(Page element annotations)
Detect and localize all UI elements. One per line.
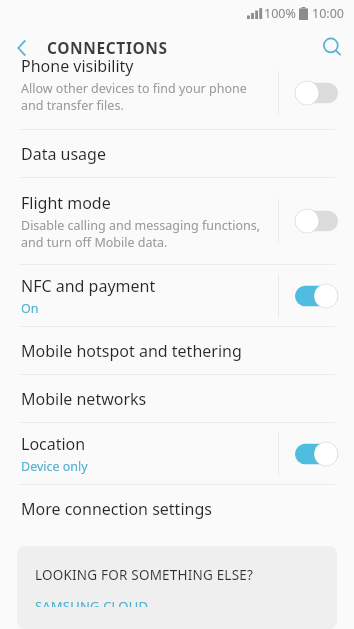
staticText: Location (21, 433, 86, 455)
button[interactable]: Search (310, 26, 354, 69)
staticText: 100% (264, 5, 296, 22)
staticText: Phone visibility (21, 55, 134, 77)
button[interactable]: Location (0, 433, 278, 475)
button[interactable]: LOOKING FOR SOMETHING ELSE? (17, 546, 337, 629)
staticText: Mobile networks (21, 388, 147, 410)
button[interactable]: More connection settings (0, 485, 354, 532)
staticText: Disable calling and messaging functions,… (21, 217, 261, 250)
button[interactable]: Location toggle (295, 442, 338, 466)
staticText: CONNECTIONS (47, 37, 168, 58)
staticText: Flight mode (21, 192, 111, 214)
button[interactable]: NFC and payment (0, 275, 278, 317)
staticText: Device only (21, 458, 88, 475)
staticText: Allow other devices to find your phone a… (21, 80, 247, 113)
staticText: NFC and payment (21, 275, 156, 297)
button[interactable]: Flight mode (0, 192, 278, 250)
staticText: SAMSUNG CLOUD (35, 597, 149, 607)
staticText: Data usage (21, 143, 106, 165)
staticText: LOOKING FOR SOMETHING ELSE? (35, 566, 254, 584)
button[interactable]: Mobile networks (0, 375, 354, 422)
button[interactable]: NFC and payment toggle (295, 284, 338, 308)
button[interactable]: Flight mode toggle (295, 209, 338, 233)
button[interactable]: Phone visibility toggle (295, 81, 338, 105)
button[interactable]: Data usage (0, 130, 354, 177)
staticText: On (21, 300, 39, 317)
button[interactable]: Back (0, 26, 44, 69)
staticText: More connection settings (21, 498, 212, 520)
button[interactable]: Mobile hotspot and tethering (0, 327, 354, 374)
staticText: 10:00 (312, 5, 344, 22)
staticText: Mobile hotspot and tethering (21, 340, 242, 362)
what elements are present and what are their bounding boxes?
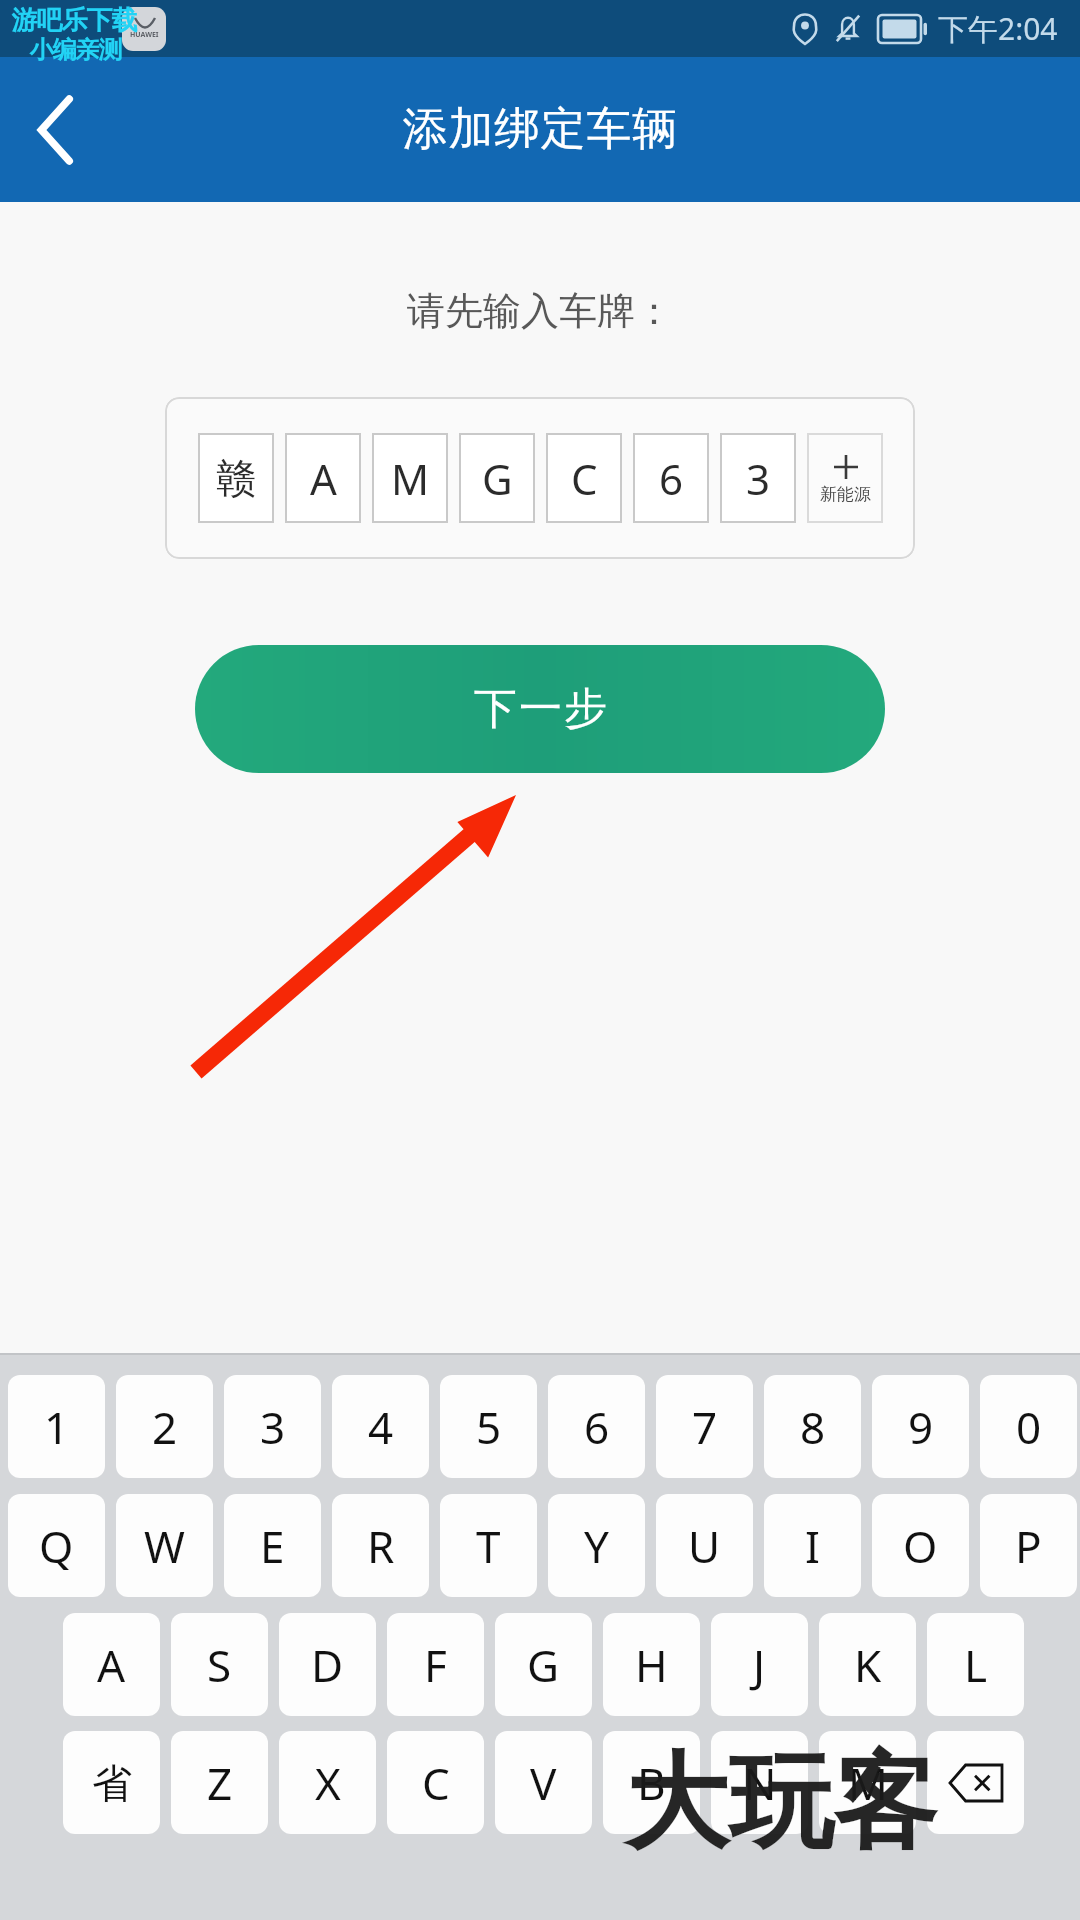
staticText: R: [367, 1516, 395, 1576]
button[interactable]: 3: [224, 1375, 321, 1478]
button[interactable]: 6: [548, 1375, 645, 1478]
staticText: G: [527, 1635, 560, 1695]
button[interactable]: J: [711, 1613, 808, 1716]
button[interactable]: Backspace: [927, 1731, 1024, 1834]
staticText: 省: [92, 1758, 132, 1808]
button[interactable]: A: [63, 1613, 160, 1716]
button[interactable]: 5: [440, 1375, 537, 1478]
staticText: 9: [908, 1397, 934, 1457]
staticText: 小编亲测: [30, 35, 122, 65]
button[interactable]: N: [711, 1731, 808, 1834]
button[interactable]: D: [279, 1613, 376, 1716]
staticText: 添加绑定车辆: [402, 101, 678, 158]
button[interactable]: 新能源: [807, 433, 883, 523]
button[interactable]: 0: [980, 1375, 1077, 1478]
button[interactable]: M: [372, 433, 448, 523]
button[interactable]: 4: [332, 1375, 429, 1478]
staticText: G: [482, 450, 513, 507]
button[interactable]: 赣: [198, 433, 274, 523]
staticText: 7: [692, 1397, 718, 1457]
staticText: A: [97, 1635, 126, 1695]
staticText: HUAWEI: [130, 30, 159, 40]
staticText: 游吧乐下载: [12, 4, 137, 37]
staticText: 0: [1016, 1397, 1042, 1457]
button[interactable]: B: [603, 1731, 700, 1834]
staticText: H: [635, 1635, 668, 1695]
button[interactable]: P: [980, 1494, 1077, 1597]
staticText: 6: [659, 450, 684, 507]
staticText: N: [743, 1753, 777, 1813]
button[interactable]: H: [603, 1613, 700, 1716]
button[interactable]: G: [495, 1613, 592, 1716]
button[interactable]: 1: [8, 1375, 105, 1478]
button[interactable]: 省: [63, 1731, 160, 1834]
staticText: Y: [584, 1516, 609, 1576]
staticText: M: [848, 1753, 888, 1813]
button[interactable]: Back: [0, 65, 110, 195]
button[interactable]: E: [224, 1494, 321, 1597]
staticText: 4: [368, 1397, 394, 1457]
staticText: 3: [260, 1397, 286, 1457]
staticText: 1: [44, 1397, 70, 1457]
staticText: X: [315, 1753, 341, 1813]
button[interactable]: 2: [116, 1375, 213, 1478]
button[interactable]: Z: [171, 1731, 268, 1834]
button[interactable]: 9: [872, 1375, 969, 1478]
staticText: 下一步: [473, 682, 608, 736]
staticText: A: [310, 450, 337, 507]
staticText: T: [476, 1516, 501, 1576]
button[interactable]: L: [927, 1613, 1024, 1716]
button[interactable]: K: [819, 1613, 916, 1716]
button[interactable]: F: [387, 1613, 484, 1716]
staticText: Q: [39, 1516, 74, 1576]
staticText: P: [1015, 1516, 1042, 1576]
staticText: O: [903, 1516, 938, 1576]
button[interactable]: W: [116, 1494, 213, 1597]
button[interactable]: S: [171, 1613, 268, 1716]
staticText: I: [805, 1516, 820, 1576]
staticText: V: [530, 1753, 557, 1813]
button[interactable]: G: [459, 433, 535, 523]
button[interactable]: 下一步: [195, 645, 885, 773]
staticText: W: [144, 1516, 185, 1576]
staticText: 新能源: [820, 484, 871, 505]
button[interactable]: V: [495, 1731, 592, 1834]
staticText: Z: [207, 1753, 233, 1813]
staticText: 下午2:04: [938, 8, 1058, 49]
staticText: 3: [746, 450, 771, 507]
staticText: 2: [152, 1397, 178, 1457]
button[interactable]: O: [872, 1494, 969, 1597]
staticText: 请先输入车牌：: [0, 287, 1080, 335]
button[interactable]: 6: [633, 433, 709, 523]
staticText: 大玩客: [625, 1738, 937, 1869]
staticText: M: [391, 450, 430, 507]
staticText: 6: [584, 1397, 610, 1457]
button[interactable]: A: [285, 433, 361, 523]
button[interactable]: C: [546, 433, 622, 523]
button[interactable]: X: [279, 1731, 376, 1834]
staticText: 8: [800, 1397, 826, 1457]
button[interactable]: I: [764, 1494, 861, 1597]
staticText: B: [637, 1753, 666, 1813]
button[interactable]: M: [819, 1731, 916, 1834]
staticText: 赣: [216, 453, 256, 503]
staticText: S: [207, 1635, 232, 1695]
button[interactable]: C: [387, 1731, 484, 1834]
button[interactable]: 8: [764, 1375, 861, 1478]
staticText: E: [260, 1516, 285, 1576]
staticText: 5: [476, 1397, 502, 1457]
button[interactable]: Q: [8, 1494, 105, 1597]
button[interactable]: 7: [656, 1375, 753, 1478]
staticText: J: [753, 1635, 766, 1695]
staticText: U: [688, 1516, 721, 1576]
staticText: C: [422, 1753, 450, 1813]
button[interactable]: T: [440, 1494, 537, 1597]
button[interactable]: R: [332, 1494, 429, 1597]
button[interactable]: Y: [548, 1494, 645, 1597]
staticText: K: [854, 1635, 882, 1695]
staticText: F: [424, 1635, 447, 1695]
button[interactable]: U: [656, 1494, 753, 1597]
staticText: C: [571, 450, 598, 507]
staticText: L: [964, 1635, 988, 1695]
button[interactable]: 3: [720, 433, 796, 523]
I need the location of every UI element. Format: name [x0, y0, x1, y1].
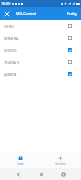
staticText: Liste	[17, 162, 24, 166]
staticText: VOROS	[4, 48, 17, 53]
button[interactable]: OHIO	[0, 20, 81, 32]
button[interactable]: JABRIN	[0, 68, 81, 80]
button[interactable]: Recents	[59, 170, 67, 178]
button[interactable]: Senden	[40, 152, 81, 168]
staticText: Fertig	[67, 11, 77, 16]
staticText: MINERA	[4, 36, 19, 41]
button[interactable]: Home	[37, 170, 45, 178]
staticText: 18:00	[1, 1, 11, 6]
button[interactable]: MINERA	[0, 32, 81, 44]
staticText: TIGMA V	[4, 60, 20, 65]
button[interactable]: VOROS	[0, 44, 81, 56]
staticText: Senden	[55, 162, 66, 166]
button[interactable]: Back	[14, 170, 22, 178]
staticText: JABRIN	[4, 72, 17, 77]
staticText: OHIO	[4, 24, 15, 29]
staticText: MG-Control	[16, 11, 37, 16]
button[interactable]: Fertig	[63, 7, 81, 20]
button[interactable]: TIGMA V	[0, 56, 81, 68]
button[interactable]: Close	[3, 10, 11, 18]
button[interactable]: Liste	[0, 152, 40, 168]
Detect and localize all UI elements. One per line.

## WRITTEN EXERCISE
Rewrite the lines of the data from the one containing "162, 24, 166]" through the end as a JSON list of strings, one string per line and no blank lines.

## TASK ANSWER
[
  "staticText: Liste\t[17, 162, 24, 166]",
  "staticText: VOROS\t[4, 48, 17, 53]",
  "button[interactable]: OHIO\t[0, 20, 81, 32]",
  "button[interactable]: JABRIN\t[0, 68, 81, 80]",
  "button[interactable]: Recents\t[59, 170, 67, 178]",
  "button[interactable]: Senden\t[40, 152, 81, 168]",
  "staticText: Fertig\t[67, 11, 77, 16]",
  "staticText: MINERA\t[4, 36, 19, 41]",
  "button[interactable]: Home\t[37, 170, 45, 178]",
  "staticText: 18:00\t[1, 1, 11, 6]",
  "button[interactable]: MINERA\t[0, 32, 81, 44]",
  "staticText: TIGMA V\t[4, 60, 20, 65]",
  "button[interactable]: VOROS\t[0, 44, 81, 56]",
  "staticText: Senden\t[55, 162, 66, 166]",
  "button[interactable]: Back\t[14, 170, 22, 178]",
  "staticText: JABRIN\t[4, 72, 17, 77]",
  "staticText: OHIO\t[4, 24, 15, 29]",
  "staticText: MG-Control\t[16, 11, 37, 16]",
  "button[interactable]: Fertig\t[63, 7, 81, 20]",
  "button[interactable]: TIGMA V\t[0, 56, 81, 68]",
  "button[interactable]: Close\t[3, 10, 11, 18]",
  "button[interactable]: Liste\t[0, 152, 40, 168]",
  "Detect and localize all UI elements. One per line."
]